**PROBLEM DESCRIPTION**
Go through the records and give each one again exactly.

**INFORMATION SUPPLIED**
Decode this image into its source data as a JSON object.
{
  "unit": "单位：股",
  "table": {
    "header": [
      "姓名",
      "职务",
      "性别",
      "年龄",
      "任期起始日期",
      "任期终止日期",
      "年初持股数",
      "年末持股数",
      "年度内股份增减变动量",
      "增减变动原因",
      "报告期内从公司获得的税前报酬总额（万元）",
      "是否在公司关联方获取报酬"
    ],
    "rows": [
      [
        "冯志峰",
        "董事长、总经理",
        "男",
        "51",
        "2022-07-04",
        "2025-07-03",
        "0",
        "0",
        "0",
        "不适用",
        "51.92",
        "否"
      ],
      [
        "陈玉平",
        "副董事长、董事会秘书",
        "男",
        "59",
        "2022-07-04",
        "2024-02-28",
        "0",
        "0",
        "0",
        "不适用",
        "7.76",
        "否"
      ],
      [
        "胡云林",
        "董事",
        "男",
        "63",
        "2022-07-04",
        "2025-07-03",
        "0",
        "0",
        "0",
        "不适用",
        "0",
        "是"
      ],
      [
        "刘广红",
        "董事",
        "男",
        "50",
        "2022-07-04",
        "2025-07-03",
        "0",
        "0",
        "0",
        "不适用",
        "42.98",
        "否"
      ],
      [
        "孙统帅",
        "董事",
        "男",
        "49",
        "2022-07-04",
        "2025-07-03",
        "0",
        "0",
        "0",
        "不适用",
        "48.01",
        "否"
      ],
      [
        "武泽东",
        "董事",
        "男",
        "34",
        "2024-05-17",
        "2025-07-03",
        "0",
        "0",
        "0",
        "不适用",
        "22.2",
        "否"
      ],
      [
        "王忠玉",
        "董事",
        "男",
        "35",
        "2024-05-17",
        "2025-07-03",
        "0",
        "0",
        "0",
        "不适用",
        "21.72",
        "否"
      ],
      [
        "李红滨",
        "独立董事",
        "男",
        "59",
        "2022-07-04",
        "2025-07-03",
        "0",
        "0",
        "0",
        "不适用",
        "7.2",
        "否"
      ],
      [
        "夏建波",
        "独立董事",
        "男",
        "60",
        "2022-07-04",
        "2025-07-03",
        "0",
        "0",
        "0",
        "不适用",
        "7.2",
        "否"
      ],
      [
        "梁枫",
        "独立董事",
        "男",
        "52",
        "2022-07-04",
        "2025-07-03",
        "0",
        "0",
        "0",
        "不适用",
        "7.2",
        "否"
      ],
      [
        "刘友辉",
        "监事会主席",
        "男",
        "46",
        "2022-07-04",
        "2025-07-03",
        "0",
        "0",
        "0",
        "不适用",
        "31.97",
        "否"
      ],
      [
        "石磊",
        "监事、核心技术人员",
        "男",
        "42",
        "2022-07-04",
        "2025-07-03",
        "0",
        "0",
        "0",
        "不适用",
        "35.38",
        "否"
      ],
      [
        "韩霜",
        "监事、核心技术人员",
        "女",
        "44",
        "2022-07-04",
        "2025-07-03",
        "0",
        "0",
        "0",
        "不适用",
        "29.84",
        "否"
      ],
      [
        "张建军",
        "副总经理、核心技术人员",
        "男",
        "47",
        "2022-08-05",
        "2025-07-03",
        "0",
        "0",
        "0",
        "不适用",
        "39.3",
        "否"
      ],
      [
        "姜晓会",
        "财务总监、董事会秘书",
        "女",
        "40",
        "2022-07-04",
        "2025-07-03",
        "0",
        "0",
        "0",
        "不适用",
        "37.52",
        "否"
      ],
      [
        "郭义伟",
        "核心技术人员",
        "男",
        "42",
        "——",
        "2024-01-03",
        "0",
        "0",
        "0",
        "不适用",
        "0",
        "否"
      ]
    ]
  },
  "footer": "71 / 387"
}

**EXERCISE SOLUTION**
Decode this image into its source data as a JSON object.
{
  "unit": "单位：股",
  "table": {
    "header": [
      "姓名",
      "职务",
      "性别",
      "年龄",
      "任期起始日期",
      "任期终止日期",
      "年初持股数",
      "年末持股数",
      "年度内股份增减变动量",
      "增减变动原因",
      "报告期内从公司获得的税前报酬总额（万元）",
      "是否在公司关联方获取报酬"
    ],
    "rows": [
      [
        "冯志峰",
        "董事长、总经理",
        "男",
        "51",
        "2022-07-04",
        "2025-07-03",
        "0",
        "0",
        "0",
        "不适用",
        "51.92",
        "否"
      ],
      [
        "陈玉平",
        "副董事长、董事会秘书",
        "男",
        "59",
        "2022-07-04",
        "2024-02-28",
        "0",
        "0",
        "0",
        "不适用",
        "7.76",
        "否"
      ],
      [
        "胡云林",
        "董事",
        "男",
        "63",
        "2022-07-04",
        "2025-07-03",
        "0",
        "0",
        "0",
        "不适用",
        "0",
        "是"
      ],
      [
        "刘广红",
        "董事",
        "男",
        "50",
        "2022-07-04",
        "2025-07-03",
        "0",
        "0",
        "0",
        "不适用",
        "42.98",
        "否"
      ],
      [
        "孙统帅",
        "董事",
        "男",
        "49",
        "2022-07-04",
        "2025-07-03",
        "0",
        "0",
        "0",
        "不适用",
        "48.01",
        "否"
      ],
      [
        "武泽东",
        "董事",
        "男",
        "34",
        "2024-05-17",
        "2025-07-03",
        "0",
        "0",
        "0",
        "不适用",
        "22.2",
        "否"
      ],
      [
        "王忠玉",
        "董事",
        "男",
        "35",
        "2024-05-17",
        "2025-07-03",
        "0",
        "0",
        "0",
        "不适用",
        "21.72",
        "否"
      ],
      [
        "李红滨",
        "独立董事",
        "男",
        "59",
        "2022-07-04",
        "2025-07-03",
        "0",
        "0",
        "0",
        "不适用",
        "7.2",
        "否"
      ],
      [
        "夏建波",
        "独立董事",
        "男",
        "60",
        "2022-07-04",
        "2025-07-03",
        "0",
        "0",
        "0",
        "不适用",
        "7.2",
        "否"
      ],
      [
        "梁枫",
        "独立董事",
        "男",
        "52",
        "2022-07-04",
        "2025-07-03",
        "0",
        "0",
        "0",
        "不适用",
        "7.2",
        "否"
      ],
      [
        "刘友辉",
        "监事会主席",
        "男",
        "46",
        "2022-07-04",
        "2025-07-03",
        "0",
        "0",
        "0",
        "不适用",
        "31.97",
        "否"
      ],
      [
        "石磊",
        "监事、核心技术人员",
        "男",
        "42",
        "2022-07-04",
        "2025-07-03",
        "0",
        "0",
        "0",
        "不适用",
        "35.38",
        "否"
      ],
      [
        "韩霜",
        "监事、核心技术人员",
        "女",
        "44",
        "2022-07-04",
        "2025-07-03",
        "0",
        "0",
        "0",
        "不适用",
        "29.84",
        "否"
      ],
      [
        "张建军",
        "副总经理、核心技术人员",
        "男",
        "47",
        "2022-08-05",
        "2025-07-03",
        "0",
        "0",
        "0",
        "不适用",
        "39.3",
        "否"
      ],
      [
        "姜晓会",
        "财务总监、董事会秘书",
        "女",
        "40",
        "2022-07-04",
        "2025-07-03",
        "0",
        "0",
        "0",
        "不适用",
        "37.52",
        "否"
      ],
      [
        "郭义伟",
        "核心技术人员",
        "男",
        "42",
        "——",
        "2024-01-03",
        "0",
        "0",
        "0",
        "不适用",
        "0",
        "否"
      ]
    ]
  },
  "footer": "71 / 387"
}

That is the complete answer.